● OBJECTIVE
Write out the listing below in full and exactly, leaving out every picture.

[Stored entries]
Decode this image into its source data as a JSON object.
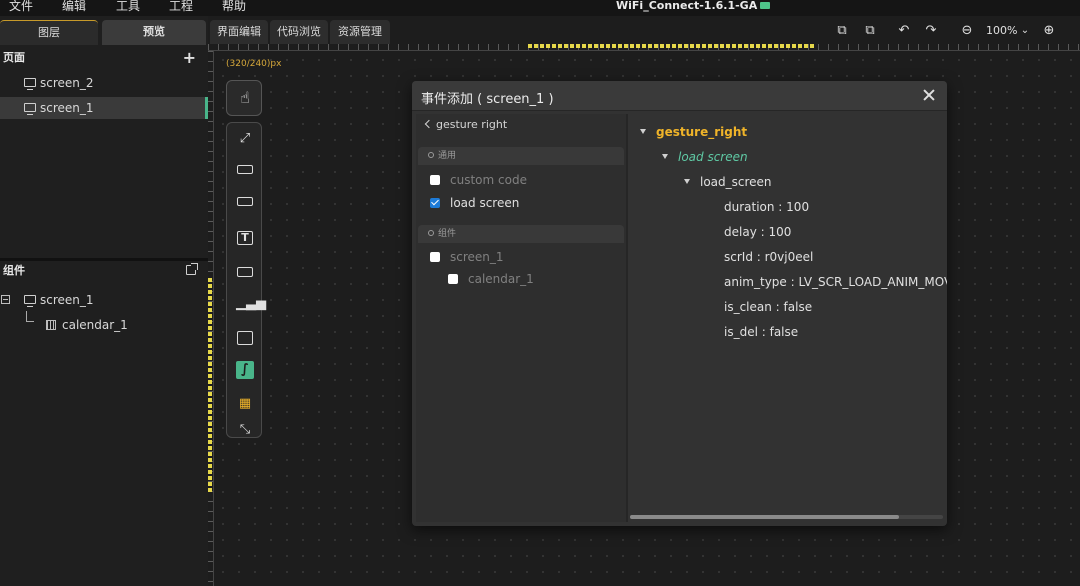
{
  "menubar": {
    "items": [
      "文件",
      "编辑",
      "工具",
      "工程",
      "帮助"
    ],
    "app_title": "WiFi_Connect-1.6.1-GA"
  },
  "left_panel": {
    "tabs": [
      "图层",
      "预览"
    ],
    "pages_section": {
      "title": "页面",
      "items": [
        "screen_2",
        "screen_1"
      ],
      "selected": "screen_1"
    },
    "widgets_section": {
      "title": "组件",
      "tree": [
        {
          "label": "screen_1",
          "children": [
            "calendar_1"
          ]
        }
      ]
    }
  },
  "editor": {
    "tabs": [
      "界面编辑",
      "代码浏览",
      "资源管理"
    ],
    "zoom": "100%",
    "canvas_size": "(320/240)px",
    "toolbar_icons": [
      "layer-back-icon",
      "layer-front-icon",
      "undo-icon",
      "redo-icon",
      "zoom-out-icon",
      "zoom-dropdown-icon",
      "zoom-in-icon"
    ],
    "tool_icons": [
      "touch-icon",
      "shrink-icon",
      "button-icon",
      "imgbutton-icon",
      "text-icon",
      "dropdown-icon",
      "chart-icon",
      "image-icon",
      "line-icon",
      "qrcode-icon",
      "expand-icon"
    ]
  },
  "dialog": {
    "title": "事件添加 ( screen_1 )",
    "back_label": "gesture right",
    "general_group": {
      "title": "通用",
      "options": [
        {
          "label": "custom code",
          "checked": false,
          "enabled": false
        },
        {
          "label": "load screen",
          "checked": true,
          "enabled": true
        }
      ]
    },
    "widget_group": {
      "title": "组件",
      "options": [
        {
          "label": "screen_1",
          "checked": false,
          "enabled": false
        },
        {
          "label": "calendar_1",
          "checked": false,
          "enabled": false
        }
      ]
    },
    "tree": {
      "root": "gesture_right",
      "event": "load screen",
      "action": "load_screen",
      "props": [
        "duration : 100",
        "delay : 100",
        "scrId : r0vj0eel",
        "anim_type : LV_SCR_LOAD_ANIM_MOVE_",
        "is_clean : false",
        "is_del : false"
      ]
    },
    "hscroll_fraction": 0.86
  },
  "colors": {
    "accent_green": "#49b58a",
    "root_orange": "#f0b429",
    "event_teal": "#5fc9a4",
    "checkbox_blue": "#1d7bd8",
    "ruler_yellow": "#e6d84a"
  }
}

● SOLUTION FOR THIS PROBLEM
Decode this image into its source data as a JSON object.
{
  "menubar": {
    "items": [
      "文件",
      "编辑",
      "工具",
      "工程",
      "帮助"
    ],
    "app_title": "WiFi_Connect-1.6.1-GA"
  },
  "left_panel": {
    "tabs": [
      "图层",
      "预览"
    ],
    "pages_section": {
      "title": "页面",
      "items": [
        "screen_2",
        "screen_1"
      ],
      "selected": "screen_1"
    },
    "widgets_section": {
      "title": "组件",
      "tree": [
        {
          "label": "screen_1",
          "children": [
            "calendar_1"
          ]
        }
      ]
    }
  },
  "editor": {
    "tabs": [
      "界面编辑",
      "代码浏览",
      "资源管理"
    ],
    "zoom": "100%",
    "canvas_size": "(320/240)px",
    "toolbar_icons": [
      "layer-back-icon",
      "layer-front-icon",
      "undo-icon",
      "redo-icon",
      "zoom-out-icon",
      "zoom-dropdown-icon",
      "zoom-in-icon"
    ],
    "tool_icons": [
      "touch-icon",
      "shrink-icon",
      "button-icon",
      "imgbutton-icon",
      "text-icon",
      "dropdown-icon",
      "chart-icon",
      "image-icon",
      "line-icon",
      "qrcode-icon",
      "expand-icon"
    ]
  },
  "dialog": {
    "title": "事件添加 ( screen_1 )",
    "back_label": "gesture right",
    "general_group": {
      "title": "通用",
      "options": [
        {
          "label": "custom code",
          "checked": false,
          "enabled": false
        },
        {
          "label": "load screen",
          "checked": true,
          "enabled": true
        }
      ]
    },
    "widget_group": {
      "title": "组件",
      "options": [
        {
          "label": "screen_1",
          "checked": false,
          "enabled": false
        },
        {
          "label": "calendar_1",
          "checked": false,
          "enabled": false
        }
      ]
    },
    "tree": {
      "root": "gesture_right",
      "event": "load screen",
      "action": "load_screen",
      "props": [
        "duration : 100",
        "delay : 100",
        "scrId : r0vj0eel",
        "anim_type : LV_SCR_LOAD_ANIM_MOVE_",
        "is_clean : false",
        "is_del : false"
      ]
    },
    "hscroll_fraction": 0.86
  },
  "colors": {
    "accent_green": "#49b58a",
    "root_orange": "#f0b429",
    "event_teal": "#5fc9a4",
    "checkbox_blue": "#1d7bd8",
    "ruler_yellow": "#e6d84a"
  }
}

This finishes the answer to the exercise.